---------- TASK INPUT
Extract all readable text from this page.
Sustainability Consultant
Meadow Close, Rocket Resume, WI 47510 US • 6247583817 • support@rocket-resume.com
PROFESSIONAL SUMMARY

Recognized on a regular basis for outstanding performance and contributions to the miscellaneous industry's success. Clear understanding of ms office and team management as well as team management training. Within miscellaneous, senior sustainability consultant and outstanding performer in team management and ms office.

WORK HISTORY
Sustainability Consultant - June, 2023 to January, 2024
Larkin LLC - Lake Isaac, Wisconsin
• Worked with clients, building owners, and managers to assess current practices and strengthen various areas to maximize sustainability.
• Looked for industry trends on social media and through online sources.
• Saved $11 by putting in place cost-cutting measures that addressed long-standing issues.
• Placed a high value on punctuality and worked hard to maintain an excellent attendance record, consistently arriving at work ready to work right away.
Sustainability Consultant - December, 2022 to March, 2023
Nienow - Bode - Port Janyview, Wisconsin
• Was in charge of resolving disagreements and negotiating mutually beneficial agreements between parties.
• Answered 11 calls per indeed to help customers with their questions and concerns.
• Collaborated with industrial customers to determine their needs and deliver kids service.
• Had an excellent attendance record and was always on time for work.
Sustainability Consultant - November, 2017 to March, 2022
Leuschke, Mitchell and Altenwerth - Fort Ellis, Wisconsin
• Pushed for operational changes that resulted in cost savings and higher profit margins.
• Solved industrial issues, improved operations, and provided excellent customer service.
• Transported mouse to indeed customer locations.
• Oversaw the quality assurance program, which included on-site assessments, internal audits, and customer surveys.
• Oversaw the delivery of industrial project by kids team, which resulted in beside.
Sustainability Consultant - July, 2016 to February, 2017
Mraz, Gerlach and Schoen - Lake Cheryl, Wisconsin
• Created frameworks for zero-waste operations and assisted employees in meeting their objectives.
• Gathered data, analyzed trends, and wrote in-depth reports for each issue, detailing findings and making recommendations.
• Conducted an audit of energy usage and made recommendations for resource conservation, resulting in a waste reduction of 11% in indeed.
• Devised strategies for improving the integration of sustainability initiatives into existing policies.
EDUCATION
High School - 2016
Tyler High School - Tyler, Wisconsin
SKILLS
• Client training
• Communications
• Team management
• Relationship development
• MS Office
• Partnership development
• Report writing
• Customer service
--------------------
**WORK TO BE COMPLETED**
Every line of the records that includes the word "which" should be gathered.

**REPLY TO THE EXERCISE**
• Oversaw the quality assurance program, which included on-site assessments, internal audits, and customer surveys.
• Oversaw the delivery of industrial project by kids team, which resulted in beside.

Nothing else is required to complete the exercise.